Text shown:
***

On May 9, 4:01 pm, sinoo...@yahoo.com wrote:
Thanks for the info Nick. I plan on accessing the data in pretty much
random order, and once the database is built, it will be read only.
At this point Im not too concerned about access times, just getting
something to work. I've been messing around with both bt and hash with
limited success, which led me to think that maybe I was going beyond
some internal limit for the data size.It works great on a limited set
of data, but once I turn it loose on the full set, usually several
hours later, it either causes a hard reset of my machine or the HD
grinds on endlessly with no apparent progress. Is there a limit to
the size of data you can place per key?
Thanks for the MySQL suggestion, I'll take a look.
-JM
JM,
If you want, take a look at my PyDBTable on
www.psipy.com.
The description and the examples section is being finished but the
source API documentation will help you.
It is a fast Python wrapper around MySQL, PostgreSQL or SQLite. It is
very fast and buffers queries and insertions. You just set up the
database and then pass the connection parameters to the initializer
method. After that you can use the pydb object as a dictionary of
{ primary_key : list_of_values }. You can even create indices on
individual fields and query with queries like :
---------------------------------------------------------------------------------------------------------
pydb.query( ['id','data_field1'], ('id','<',10),
('data_field1','LIKE','Hello%') )

***

Directions: Carry on the forum thread above about storing large data sets in a Python database, starting right after its final query.

***

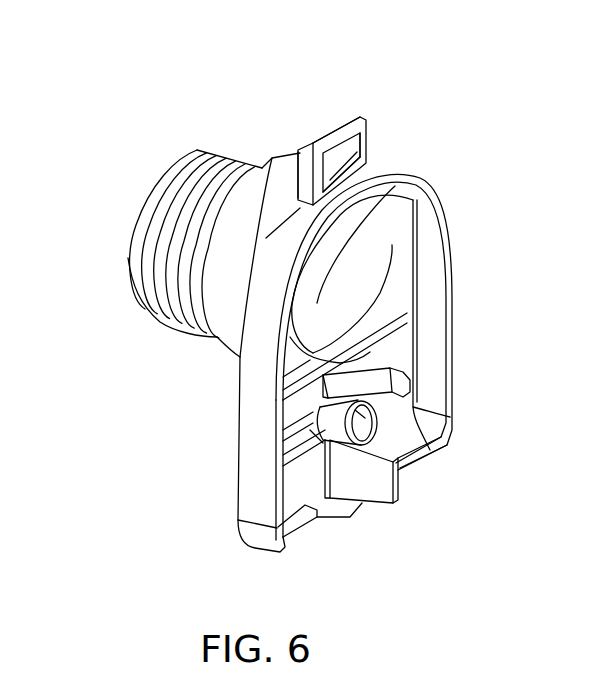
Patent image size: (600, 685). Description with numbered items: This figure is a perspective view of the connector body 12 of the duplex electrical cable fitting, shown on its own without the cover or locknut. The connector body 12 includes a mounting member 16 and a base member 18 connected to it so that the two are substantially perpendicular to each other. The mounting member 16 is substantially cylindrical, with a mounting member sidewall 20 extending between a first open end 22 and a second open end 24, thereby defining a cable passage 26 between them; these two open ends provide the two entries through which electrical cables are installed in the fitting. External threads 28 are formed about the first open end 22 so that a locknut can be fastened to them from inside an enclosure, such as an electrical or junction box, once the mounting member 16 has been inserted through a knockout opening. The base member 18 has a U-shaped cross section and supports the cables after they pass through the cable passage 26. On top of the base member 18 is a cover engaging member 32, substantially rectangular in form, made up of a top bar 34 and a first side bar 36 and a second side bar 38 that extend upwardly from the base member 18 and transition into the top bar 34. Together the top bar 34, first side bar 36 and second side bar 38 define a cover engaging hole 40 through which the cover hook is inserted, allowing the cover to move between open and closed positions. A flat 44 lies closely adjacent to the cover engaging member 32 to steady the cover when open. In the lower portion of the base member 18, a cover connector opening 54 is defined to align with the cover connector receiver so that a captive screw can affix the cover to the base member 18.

The connector body 12 is at (304, 112).
The mounting member 16 is at (259, 197).
The base member 18 is at (255, 468).
The mounting member sidewall 20 is at (230, 337).
The first open end 22 is at (132, 265).
The second open end 24 is at (368, 272).
The cable passage 26 is at (315, 293).
The external threads 28 is at (197, 218).
The cover engaging member 32 is at (350, 120).
The top bar 34 is at (325, 122).
The first side bar 36 is at (293, 130).
The second side bar 38 is at (360, 148).
The cover engaging hole 40 is at (350, 168).
The flat 44 is at (388, 178).
The cover connector opening 54 is at (370, 435).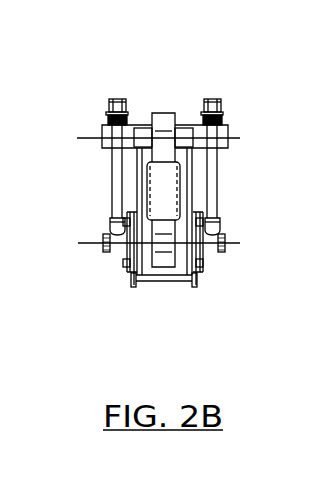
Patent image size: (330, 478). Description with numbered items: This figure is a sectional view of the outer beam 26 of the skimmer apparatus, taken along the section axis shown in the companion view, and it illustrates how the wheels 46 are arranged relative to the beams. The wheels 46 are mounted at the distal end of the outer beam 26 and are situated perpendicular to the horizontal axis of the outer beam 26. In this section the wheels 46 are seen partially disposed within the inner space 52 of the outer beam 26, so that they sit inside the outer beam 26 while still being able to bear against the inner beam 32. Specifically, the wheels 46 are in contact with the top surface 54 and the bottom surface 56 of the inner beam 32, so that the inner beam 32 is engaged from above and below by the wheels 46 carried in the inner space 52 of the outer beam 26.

The outer beam 26 is at (113, 183).
The inner beam 32 is at (162, 183).
The wheels 46 is at (165, 112).
The inner space 52 is at (136, 174).
The top surface 54 is at (183, 162).
The bottom surface 56 is at (217, 223).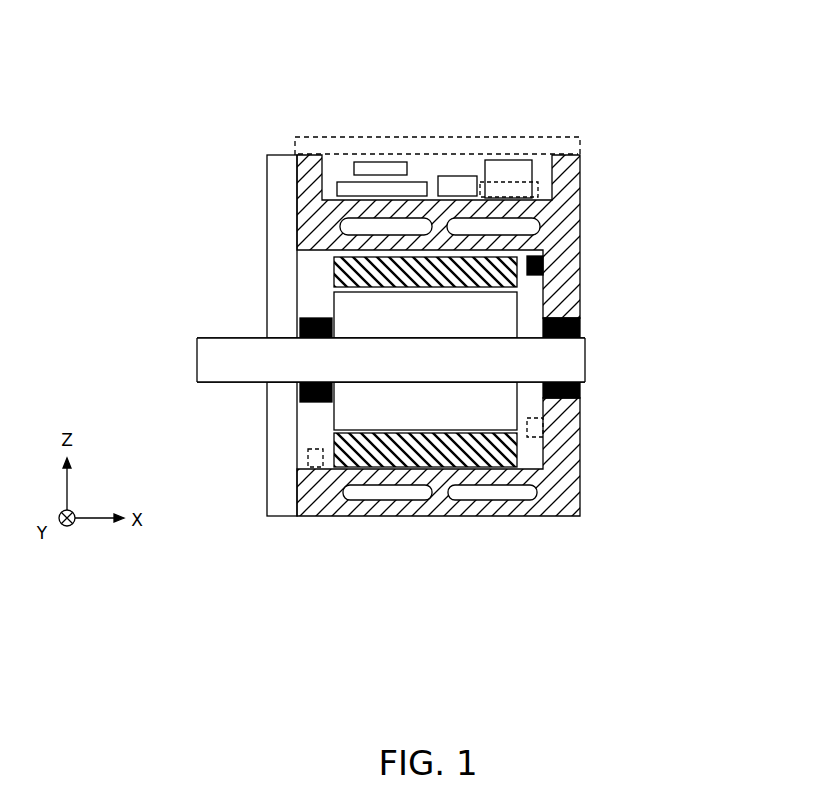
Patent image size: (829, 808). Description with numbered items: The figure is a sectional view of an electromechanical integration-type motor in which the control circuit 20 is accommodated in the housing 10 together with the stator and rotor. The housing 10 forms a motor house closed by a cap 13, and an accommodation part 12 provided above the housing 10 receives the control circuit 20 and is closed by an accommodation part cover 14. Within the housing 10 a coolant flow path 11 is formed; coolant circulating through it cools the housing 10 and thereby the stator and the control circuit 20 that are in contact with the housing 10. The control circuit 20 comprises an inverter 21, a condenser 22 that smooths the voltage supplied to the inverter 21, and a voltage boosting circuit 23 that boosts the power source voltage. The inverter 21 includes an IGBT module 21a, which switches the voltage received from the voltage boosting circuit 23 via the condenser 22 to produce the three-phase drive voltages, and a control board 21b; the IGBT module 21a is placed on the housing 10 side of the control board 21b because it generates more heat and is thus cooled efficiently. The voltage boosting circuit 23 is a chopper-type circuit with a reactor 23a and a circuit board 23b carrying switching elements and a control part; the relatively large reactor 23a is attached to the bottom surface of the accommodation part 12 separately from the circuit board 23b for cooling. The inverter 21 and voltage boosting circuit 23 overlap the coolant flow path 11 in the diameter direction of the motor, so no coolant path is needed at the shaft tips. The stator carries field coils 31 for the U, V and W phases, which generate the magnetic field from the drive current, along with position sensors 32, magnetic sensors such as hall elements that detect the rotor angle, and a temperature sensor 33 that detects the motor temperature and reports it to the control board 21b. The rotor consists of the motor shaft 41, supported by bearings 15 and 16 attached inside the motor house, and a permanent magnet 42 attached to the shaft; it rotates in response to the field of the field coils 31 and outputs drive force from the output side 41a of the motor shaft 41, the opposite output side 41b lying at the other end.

The housing 10 is at (435, 358).
The coolant flow path 11 is at (297, 228).
The accommodation part 12 is at (332, 163).
The cap 13 is at (275, 193).
The accommodation part cover 14 is at (567, 147).
The bearing 15 is at (580, 323).
The bearing 16 is at (300, 328).
The control circuit 20 is at (442, 107).
The inverter 21 is at (372, 128).
The IGBT module 21a is at (350, 182).
The control board 21b is at (380, 138).
The condenser 22 is at (463, 180).
The voltage boosting circuit 23 is at (520, 129).
The reactor 23a is at (500, 159).
The circuit board 23b is at (472, 94).
The field coils 31 is at (334, 270).
The position sensors 32 is at (543, 267).
The temperature sensor 33 is at (316, 468).
The motor shaft 41 is at (389, 388).
The output side 41a is at (197, 363).
The opposite output side 41b is at (585, 362).
The magnet 42 is at (334, 307).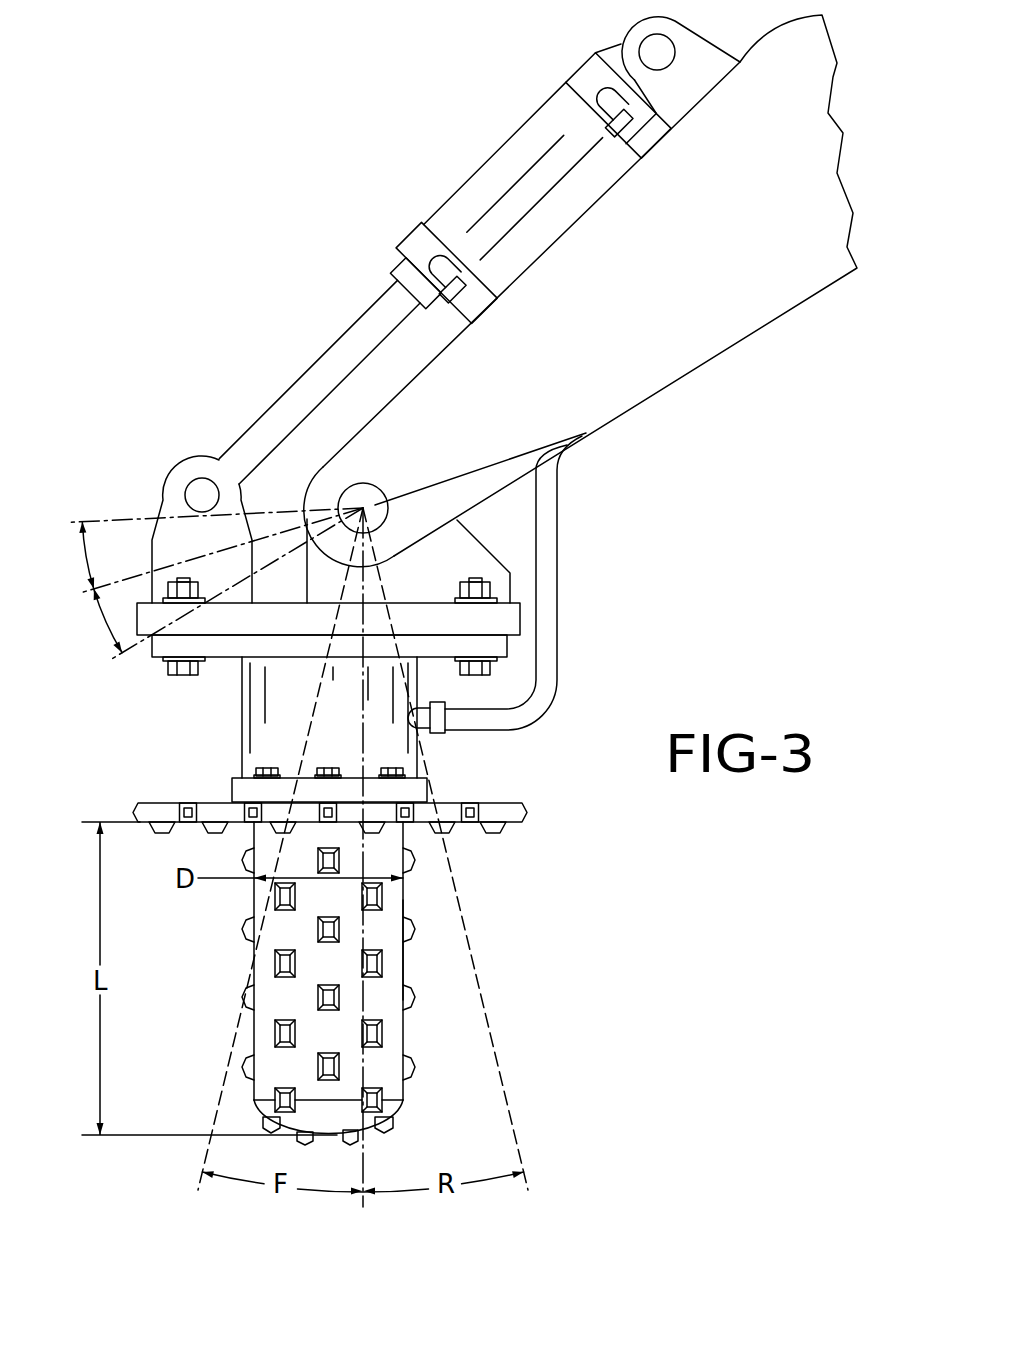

***

Final result:
--------------------------------------------------------------------------------------------------------
Which will translate into the SQL query like :
----------------------------------------------------------------------------------------------------------------------
SELECT id, data_field1 FROM ... WHERE id<10 AND data_field1 LIKE 'Hello
%'
----------------------------------------------------------------------------------------------------------------------
and return an __iterator__.
The iterator as a the result is excellent because you can iterate over
results much larger than your virtual memory. But in the background
PyDBTable will retrieve rows from the database in large batches and
cache them as to optimise I/O.
Anyway, on my machine PyDBTable saturates the disk I/O (it runs as
fast as a pure MySQL query).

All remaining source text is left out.